GOAL:
Set the listing down unchanged, minus every embedded image.
──────────────────────────────
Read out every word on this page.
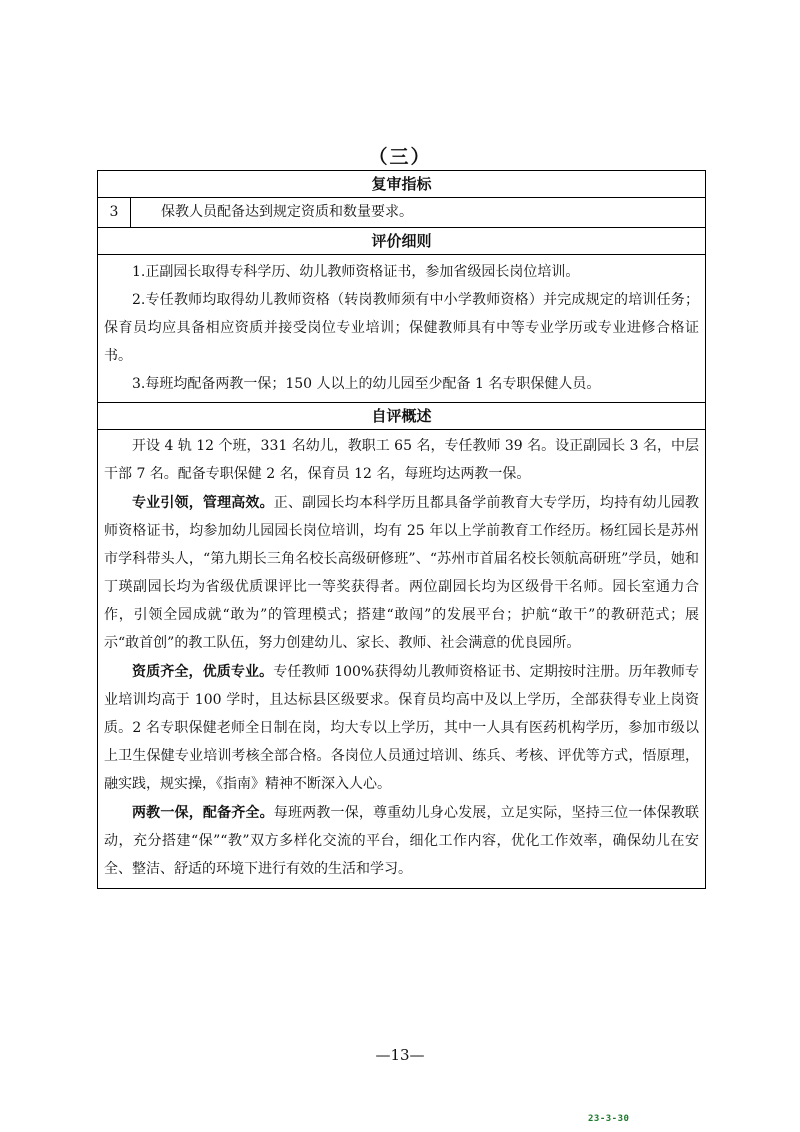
（三）
复审指标
3	保教人员配备达到规定资质和数量要求。
评价细则

1.正副园长取得专科学历、幼儿教师资格证书，参加省级园长岗位培训。

2.专任教师均取得幼儿教师资格（转岗教师须有中小学教师资格）并完成规定的培训任务；保育员均应具备相应资质并接受岗位专业培训；保健教师具有中等专业学历或专业进修合格证书。

3.每班均配备两教一保；150 人以上的幼儿园至少配备 1 名专职保健人员。

自评概述

开设 4 轨 12 个班，331 名幼儿，教职工 65 名，专任教师 39 名。设正副园长 3 名，中层干部 7 名。配备专职保健 2 名，保育员 12 名，每班均达两教一保。

专业引领，管理高效。正、副园长均本科学历且都具备学前教育大专学历，均持有幼儿园教师资格证书，均参加幼儿园园长岗位培训，均有 25 年以上学前教育工作经历。杨红园长是苏州市学科带头人，“第九期长三角名校长高级研修班”、“苏州市首届名校长领航高研班”学员，她和丁瑛副园长均为省级优质课评比一等奖获得者。两位副园长均为区级骨干名师。园长室通力合作，引领全园成就“敢为”的管理模式；搭建“敢闯”的发展平台；护航“敢干”的教研范式；展示“敢首创”的教工队伍，努力创建幼儿、家长、教师、社会满意的优良园所。

资质齐全，优质专业。专任教师 100%获得幼儿教师资格证书、定期按时注册。历年教师专业培训均高于 100 学时，且达标县区级要求。保育员均高中及以上学历，全部获得专业上岗资质。2 名专职保健老师全日制在岗，均大专以上学历，其中一人具有医药机构学历，参加市级以上卫生保健专业培训考核全部合格。各岗位人员通过培训、练兵、考核、评优等方式，悟原理，融实践，规实操，《指南》精神不断深入人心。

两教一保，配备齐全。每班两教一保，尊重幼儿身心发展，立足实际，坚持三位一体保教联动，充分搭建“保”“教”双方多样化交流的平台，细化工作内容，优化工作效率，确保幼儿在安全、整洁、舒适的环境下进行有效的生活和学习。

—13—
23-3-30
──────────────────────────────
TASK ANSWER:
Read out every word on this page.
（三）
复审指标
3	保教人员配备达到规定资质和数量要求。
评价细则

1.正副园长取得专科学历、幼儿教师资格证书，参加省级园长岗位培训。

2.专任教师均取得幼儿教师资格（转岗教师须有中小学教师资格）并完成规定的培训任务；保育员均应具备相应资质并接受岗位专业培训；保健教师具有中等专业学历或专业进修合格证书。

3.每班均配备两教一保；150 人以上的幼儿园至少配备 1 名专职保健人员。

自评概述

开设 4 轨 12 个班，331 名幼儿，教职工 65 名，专任教师 39 名。设正副园长 3 名，中层干部 7 名。配备专职保健 2 名，保育员 12 名，每班均达两教一保。

专业引领，管理高效。正、副园长均本科学历且都具备学前教育大专学历，均持有幼儿园教师资格证书，均参加幼儿园园长岗位培训，均有 25 年以上学前教育工作经历。杨红园长是苏州市学科带头人，“第九期长三角名校长高级研修班”、“苏州市首届名校长领航高研班”学员，她和丁瑛副园长均为省级优质课评比一等奖获得者。两位副园长均为区级骨干名师。园长室通力合作，引领全园成就“敢为”的管理模式；搭建“敢闯”的发展平台；护航“敢干”的教研范式；展示“敢首创”的教工队伍，努力创建幼儿、家长、教师、社会满意的优良园所。

资质齐全，优质专业。专任教师 100%获得幼儿教师资格证书、定期按时注册。历年教师专业培训均高于 100 学时，且达标县区级要求。保育员均高中及以上学历，全部获得专业上岗资质。2 名专职保健老师全日制在岗，均大专以上学历，其中一人具有医药机构学历，参加市级以上卫生保健专业培训考核全部合格。各岗位人员通过培训、练兵、考核、评优等方式，悟原理，融实践，规实操，《指南》精神不断深入人心。

两教一保，配备齐全。每班两教一保，尊重幼儿身心发展，立足实际，坚持三位一体保教联动，充分搭建“保”“教”双方多样化交流的平台，细化工作内容，优化工作效率，确保幼儿在安全、整洁、舒适的环境下进行有效的生活和学习。

—13—
23-3-30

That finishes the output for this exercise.